Tally the lines that contain "unit" and report the total alone.
::: Source data :::
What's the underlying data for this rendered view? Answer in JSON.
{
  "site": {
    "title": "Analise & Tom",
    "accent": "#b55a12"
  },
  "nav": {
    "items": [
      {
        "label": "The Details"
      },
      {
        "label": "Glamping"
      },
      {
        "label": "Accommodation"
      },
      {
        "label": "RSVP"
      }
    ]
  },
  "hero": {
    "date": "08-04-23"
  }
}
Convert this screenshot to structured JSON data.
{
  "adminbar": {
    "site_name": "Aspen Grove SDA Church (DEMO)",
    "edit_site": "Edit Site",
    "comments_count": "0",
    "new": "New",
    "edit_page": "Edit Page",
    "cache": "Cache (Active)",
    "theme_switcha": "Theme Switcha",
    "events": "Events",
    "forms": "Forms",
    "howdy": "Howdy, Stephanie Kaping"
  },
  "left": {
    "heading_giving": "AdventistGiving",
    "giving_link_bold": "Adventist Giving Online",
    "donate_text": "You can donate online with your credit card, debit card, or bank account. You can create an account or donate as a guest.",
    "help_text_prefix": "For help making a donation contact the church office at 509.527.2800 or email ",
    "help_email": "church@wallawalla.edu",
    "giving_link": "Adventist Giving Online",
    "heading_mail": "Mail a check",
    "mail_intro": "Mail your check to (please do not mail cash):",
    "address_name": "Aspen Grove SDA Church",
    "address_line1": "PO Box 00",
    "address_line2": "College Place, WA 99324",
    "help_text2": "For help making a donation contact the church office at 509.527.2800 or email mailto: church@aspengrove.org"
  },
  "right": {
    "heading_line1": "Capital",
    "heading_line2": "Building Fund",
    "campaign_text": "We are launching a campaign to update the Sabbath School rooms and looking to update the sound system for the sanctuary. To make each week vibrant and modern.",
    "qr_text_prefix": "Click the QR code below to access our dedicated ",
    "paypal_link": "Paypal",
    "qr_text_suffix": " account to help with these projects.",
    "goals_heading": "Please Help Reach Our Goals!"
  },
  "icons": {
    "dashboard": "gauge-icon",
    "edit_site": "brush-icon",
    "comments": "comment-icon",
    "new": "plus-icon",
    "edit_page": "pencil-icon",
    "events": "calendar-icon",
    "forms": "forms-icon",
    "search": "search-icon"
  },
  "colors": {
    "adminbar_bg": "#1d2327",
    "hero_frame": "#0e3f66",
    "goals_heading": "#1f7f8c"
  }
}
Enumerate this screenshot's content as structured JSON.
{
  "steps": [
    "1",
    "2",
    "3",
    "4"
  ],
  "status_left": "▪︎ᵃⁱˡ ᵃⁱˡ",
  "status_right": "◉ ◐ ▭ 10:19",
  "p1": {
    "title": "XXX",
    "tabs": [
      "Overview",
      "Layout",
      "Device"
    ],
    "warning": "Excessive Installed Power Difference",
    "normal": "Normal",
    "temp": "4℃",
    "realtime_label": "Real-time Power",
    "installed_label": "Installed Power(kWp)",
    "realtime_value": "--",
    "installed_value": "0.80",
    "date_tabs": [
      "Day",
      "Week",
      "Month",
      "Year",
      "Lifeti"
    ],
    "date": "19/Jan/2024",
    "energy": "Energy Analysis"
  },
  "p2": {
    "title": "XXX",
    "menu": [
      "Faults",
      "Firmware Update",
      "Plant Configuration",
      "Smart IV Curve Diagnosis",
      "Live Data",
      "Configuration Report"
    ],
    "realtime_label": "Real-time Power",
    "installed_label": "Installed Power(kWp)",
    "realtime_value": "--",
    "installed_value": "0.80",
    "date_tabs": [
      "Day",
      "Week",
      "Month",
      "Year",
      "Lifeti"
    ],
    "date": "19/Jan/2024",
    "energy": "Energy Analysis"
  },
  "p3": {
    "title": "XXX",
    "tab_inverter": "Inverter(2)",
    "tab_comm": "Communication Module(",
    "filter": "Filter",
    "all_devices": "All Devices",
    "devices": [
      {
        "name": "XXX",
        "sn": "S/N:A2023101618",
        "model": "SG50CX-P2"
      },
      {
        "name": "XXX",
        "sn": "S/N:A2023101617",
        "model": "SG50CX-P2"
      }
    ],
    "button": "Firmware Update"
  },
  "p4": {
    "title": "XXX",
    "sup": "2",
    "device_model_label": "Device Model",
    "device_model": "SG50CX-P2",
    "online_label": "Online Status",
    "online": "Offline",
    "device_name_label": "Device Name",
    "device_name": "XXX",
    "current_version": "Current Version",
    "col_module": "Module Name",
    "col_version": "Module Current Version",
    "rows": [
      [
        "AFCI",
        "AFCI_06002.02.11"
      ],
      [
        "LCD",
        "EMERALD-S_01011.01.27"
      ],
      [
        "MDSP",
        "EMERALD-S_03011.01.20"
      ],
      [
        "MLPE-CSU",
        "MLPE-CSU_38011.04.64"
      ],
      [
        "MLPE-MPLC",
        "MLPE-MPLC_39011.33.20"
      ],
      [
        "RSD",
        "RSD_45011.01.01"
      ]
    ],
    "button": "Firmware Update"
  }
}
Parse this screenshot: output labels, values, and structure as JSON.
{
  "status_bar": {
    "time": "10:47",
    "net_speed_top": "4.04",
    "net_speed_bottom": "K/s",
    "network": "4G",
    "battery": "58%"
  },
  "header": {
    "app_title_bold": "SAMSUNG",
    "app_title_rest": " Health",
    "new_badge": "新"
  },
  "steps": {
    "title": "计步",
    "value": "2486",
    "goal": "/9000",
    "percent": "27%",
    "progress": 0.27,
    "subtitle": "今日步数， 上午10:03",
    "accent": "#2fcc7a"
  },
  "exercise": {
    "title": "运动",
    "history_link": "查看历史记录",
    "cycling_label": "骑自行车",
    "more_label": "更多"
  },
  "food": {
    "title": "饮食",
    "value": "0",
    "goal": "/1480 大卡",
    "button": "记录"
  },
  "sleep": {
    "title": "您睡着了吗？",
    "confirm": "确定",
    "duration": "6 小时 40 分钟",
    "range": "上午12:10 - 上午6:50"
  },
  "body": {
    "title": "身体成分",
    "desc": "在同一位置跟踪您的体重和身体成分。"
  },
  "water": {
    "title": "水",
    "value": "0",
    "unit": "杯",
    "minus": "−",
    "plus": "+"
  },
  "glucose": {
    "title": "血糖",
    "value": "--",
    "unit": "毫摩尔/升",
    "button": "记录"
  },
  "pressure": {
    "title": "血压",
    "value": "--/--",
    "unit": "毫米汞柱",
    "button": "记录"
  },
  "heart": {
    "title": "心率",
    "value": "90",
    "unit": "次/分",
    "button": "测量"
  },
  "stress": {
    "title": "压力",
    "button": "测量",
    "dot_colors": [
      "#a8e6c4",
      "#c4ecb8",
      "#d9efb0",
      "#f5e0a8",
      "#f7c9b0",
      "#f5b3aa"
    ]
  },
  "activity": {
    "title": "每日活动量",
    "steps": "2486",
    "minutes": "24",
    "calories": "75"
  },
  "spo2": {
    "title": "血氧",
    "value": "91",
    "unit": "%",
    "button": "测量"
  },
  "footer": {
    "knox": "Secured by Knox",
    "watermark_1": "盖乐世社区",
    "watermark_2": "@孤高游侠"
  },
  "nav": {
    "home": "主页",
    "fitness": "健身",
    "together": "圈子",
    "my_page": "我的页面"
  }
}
:::
### Complete output
5